* _Task input_:
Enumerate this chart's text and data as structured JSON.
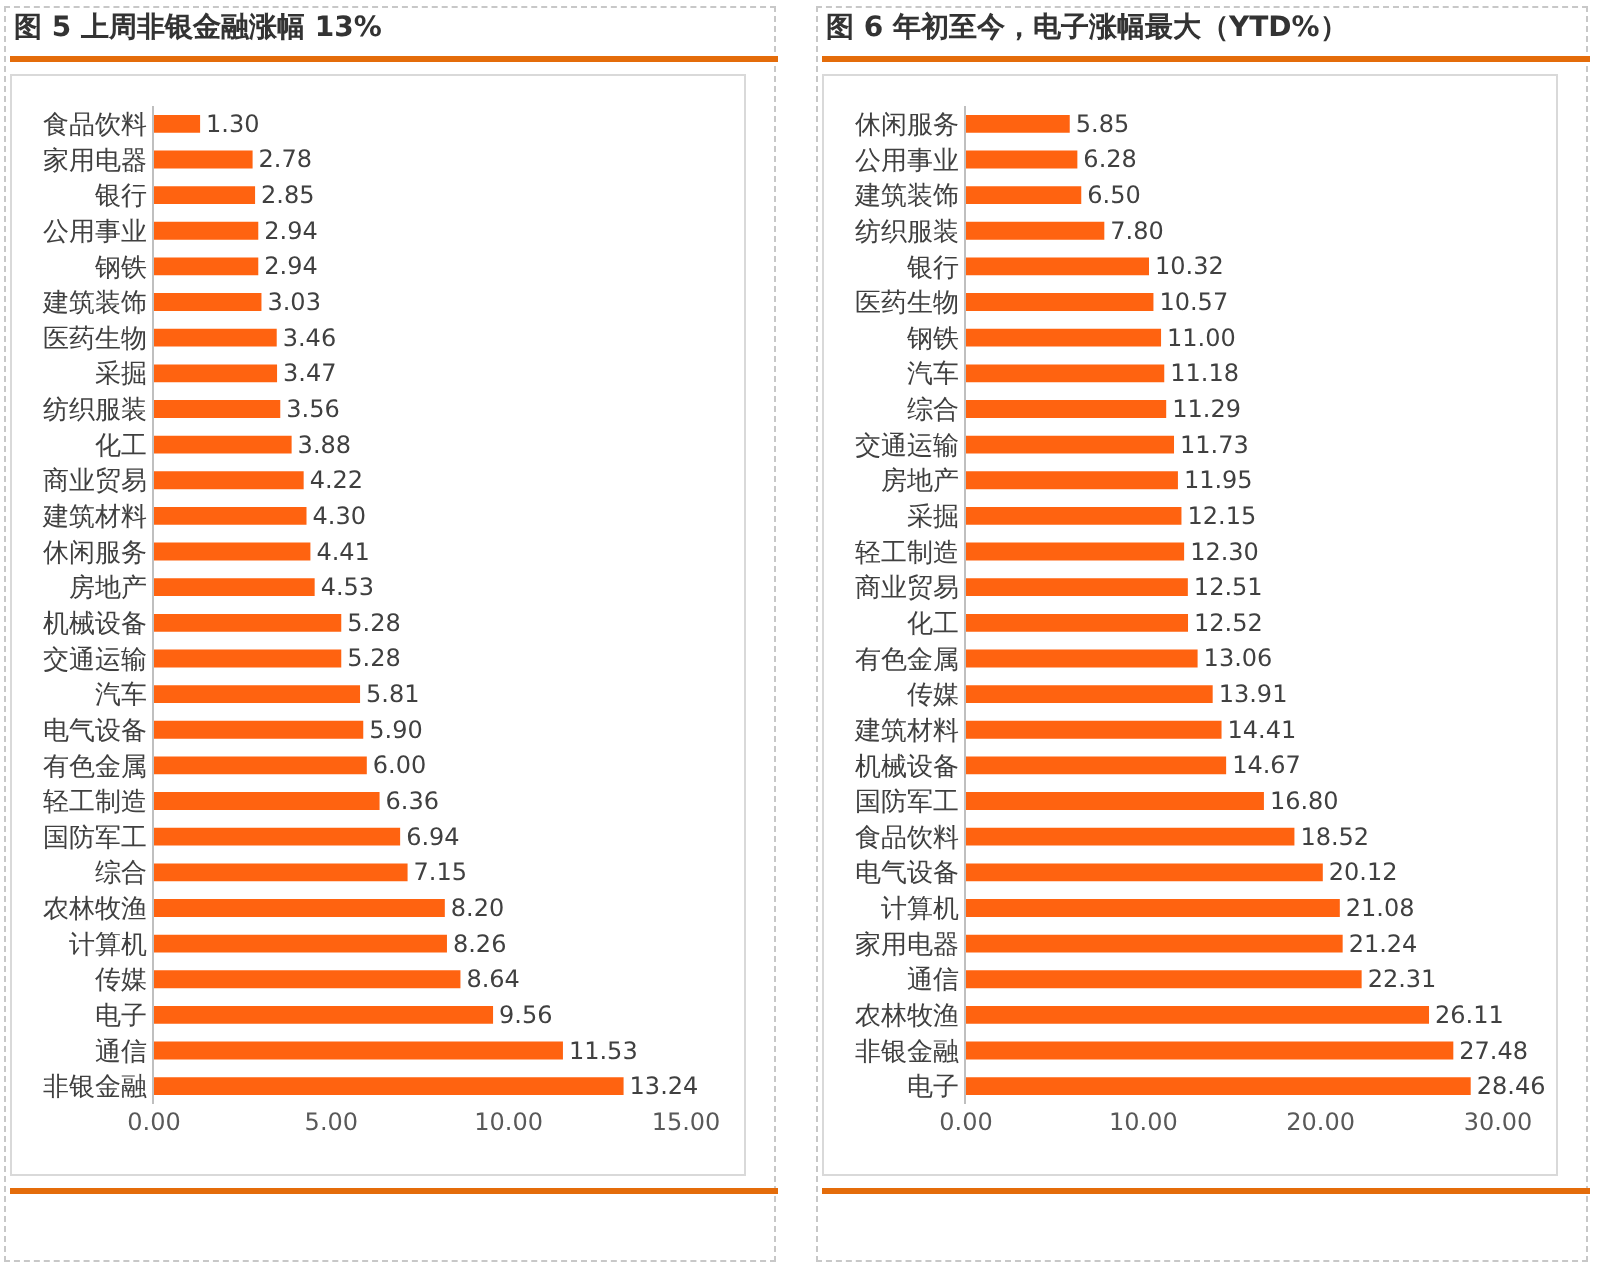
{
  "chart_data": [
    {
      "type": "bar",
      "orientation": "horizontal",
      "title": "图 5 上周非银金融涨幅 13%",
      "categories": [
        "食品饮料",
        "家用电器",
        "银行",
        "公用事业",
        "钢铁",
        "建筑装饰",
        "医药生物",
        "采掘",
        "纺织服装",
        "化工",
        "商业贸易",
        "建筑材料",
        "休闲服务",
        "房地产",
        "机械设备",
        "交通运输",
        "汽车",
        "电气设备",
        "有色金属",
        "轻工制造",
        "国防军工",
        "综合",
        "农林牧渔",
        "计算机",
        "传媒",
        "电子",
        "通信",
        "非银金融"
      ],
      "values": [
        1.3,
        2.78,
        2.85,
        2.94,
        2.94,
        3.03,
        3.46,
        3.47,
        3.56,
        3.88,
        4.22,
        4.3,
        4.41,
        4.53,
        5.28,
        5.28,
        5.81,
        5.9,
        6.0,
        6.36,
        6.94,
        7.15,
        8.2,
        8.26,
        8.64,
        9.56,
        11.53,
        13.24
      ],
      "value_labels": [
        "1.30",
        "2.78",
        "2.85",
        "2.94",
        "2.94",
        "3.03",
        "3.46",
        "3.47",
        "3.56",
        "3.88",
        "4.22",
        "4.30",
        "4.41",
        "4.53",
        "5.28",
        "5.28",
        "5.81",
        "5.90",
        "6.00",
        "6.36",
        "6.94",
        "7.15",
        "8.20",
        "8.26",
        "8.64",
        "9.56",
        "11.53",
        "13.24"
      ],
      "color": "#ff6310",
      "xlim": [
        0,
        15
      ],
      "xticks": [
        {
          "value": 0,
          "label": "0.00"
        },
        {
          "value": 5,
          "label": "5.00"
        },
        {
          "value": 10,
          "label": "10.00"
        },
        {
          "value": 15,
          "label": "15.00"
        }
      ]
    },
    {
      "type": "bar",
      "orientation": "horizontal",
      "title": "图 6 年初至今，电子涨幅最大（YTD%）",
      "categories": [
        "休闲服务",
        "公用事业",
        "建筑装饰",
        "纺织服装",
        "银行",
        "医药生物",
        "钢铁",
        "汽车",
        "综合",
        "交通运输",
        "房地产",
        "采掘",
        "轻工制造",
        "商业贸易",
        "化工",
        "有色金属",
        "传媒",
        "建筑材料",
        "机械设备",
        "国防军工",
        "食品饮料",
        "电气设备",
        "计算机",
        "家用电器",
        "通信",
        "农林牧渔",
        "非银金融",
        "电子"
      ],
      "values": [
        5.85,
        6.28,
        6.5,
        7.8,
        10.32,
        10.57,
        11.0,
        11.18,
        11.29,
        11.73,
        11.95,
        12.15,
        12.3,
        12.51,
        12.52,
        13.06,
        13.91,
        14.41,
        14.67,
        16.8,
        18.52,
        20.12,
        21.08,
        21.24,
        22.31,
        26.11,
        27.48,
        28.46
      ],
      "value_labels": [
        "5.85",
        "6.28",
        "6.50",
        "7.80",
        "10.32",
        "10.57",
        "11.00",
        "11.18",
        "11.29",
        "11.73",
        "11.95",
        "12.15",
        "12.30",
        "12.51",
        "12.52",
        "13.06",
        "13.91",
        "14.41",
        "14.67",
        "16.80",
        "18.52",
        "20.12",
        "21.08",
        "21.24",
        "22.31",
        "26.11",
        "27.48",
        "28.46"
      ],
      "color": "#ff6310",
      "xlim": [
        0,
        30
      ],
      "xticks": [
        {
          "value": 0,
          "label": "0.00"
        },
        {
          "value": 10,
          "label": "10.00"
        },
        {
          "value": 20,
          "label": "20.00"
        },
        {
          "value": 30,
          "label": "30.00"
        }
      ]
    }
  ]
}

* _What you are asked to do_: Copy the data exactly. Any picture it contains is to be omitted.

* _Response to the task_:
Enumerate this chart's text and data as structured JSON.
{
  "chart_data": [
    {
      "type": "bar",
      "orientation": "horizontal",
      "title": "图 5 上周非银金融涨幅 13%",
      "categories": [
        "食品饮料",
        "家用电器",
        "银行",
        "公用事业",
        "钢铁",
        "建筑装饰",
        "医药生物",
        "采掘",
        "纺织服装",
        "化工",
        "商业贸易",
        "建筑材料",
        "休闲服务",
        "房地产",
        "机械设备",
        "交通运输",
        "汽车",
        "电气设备",
        "有色金属",
        "轻工制造",
        "国防军工",
        "综合",
        "农林牧渔",
        "计算机",
        "传媒",
        "电子",
        "通信",
        "非银金融"
      ],
      "values": [
        1.3,
        2.78,
        2.85,
        2.94,
        2.94,
        3.03,
        3.46,
        3.47,
        3.56,
        3.88,
        4.22,
        4.3,
        4.41,
        4.53,
        5.28,
        5.28,
        5.81,
        5.9,
        6.0,
        6.36,
        6.94,
        7.15,
        8.2,
        8.26,
        8.64,
        9.56,
        11.53,
        13.24
      ],
      "value_labels": [
        "1.30",
        "2.78",
        "2.85",
        "2.94",
        "2.94",
        "3.03",
        "3.46",
        "3.47",
        "3.56",
        "3.88",
        "4.22",
        "4.30",
        "4.41",
        "4.53",
        "5.28",
        "5.28",
        "5.81",
        "5.90",
        "6.00",
        "6.36",
        "6.94",
        "7.15",
        "8.20",
        "8.26",
        "8.64",
        "9.56",
        "11.53",
        "13.24"
      ],
      "color": "#ff6310",
      "xlim": [
        0,
        15
      ],
      "xticks": [
        {
          "value": 0,
          "label": "0.00"
        },
        {
          "value": 5,
          "label": "5.00"
        },
        {
          "value": 10,
          "label": "10.00"
        },
        {
          "value": 15,
          "label": "15.00"
        }
      ]
    },
    {
      "type": "bar",
      "orientation": "horizontal",
      "title": "图 6 年初至今，电子涨幅最大（YTD%）",
      "categories": [
        "休闲服务",
        "公用事业",
        "建筑装饰",
        "纺织服装",
        "银行",
        "医药生物",
        "钢铁",
        "汽车",
        "综合",
        "交通运输",
        "房地产",
        "采掘",
        "轻工制造",
        "商业贸易",
        "化工",
        "有色金属",
        "传媒",
        "建筑材料",
        "机械设备",
        "国防军工",
        "食品饮料",
        "电气设备",
        "计算机",
        "家用电器",
        "通信",
        "农林牧渔",
        "非银金融",
        "电子"
      ],
      "values": [
        5.85,
        6.28,
        6.5,
        7.8,
        10.32,
        10.57,
        11.0,
        11.18,
        11.29,
        11.73,
        11.95,
        12.15,
        12.3,
        12.51,
        12.52,
        13.06,
        13.91,
        14.41,
        14.67,
        16.8,
        18.52,
        20.12,
        21.08,
        21.24,
        22.31,
        26.11,
        27.48,
        28.46
      ],
      "value_labels": [
        "5.85",
        "6.28",
        "6.50",
        "7.80",
        "10.32",
        "10.57",
        "11.00",
        "11.18",
        "11.29",
        "11.73",
        "11.95",
        "12.15",
        "12.30",
        "12.51",
        "12.52",
        "13.06",
        "13.91",
        "14.41",
        "14.67",
        "16.80",
        "18.52",
        "20.12",
        "21.08",
        "21.24",
        "22.31",
        "26.11",
        "27.48",
        "28.46"
      ],
      "color": "#ff6310",
      "xlim": [
        0,
        30
      ],
      "xticks": [
        {
          "value": 0,
          "label": "0.00"
        },
        {
          "value": 10,
          "label": "10.00"
        },
        {
          "value": 20,
          "label": "20.00"
        },
        {
          "value": 30,
          "label": "30.00"
        }
      ]
    }
  ]
}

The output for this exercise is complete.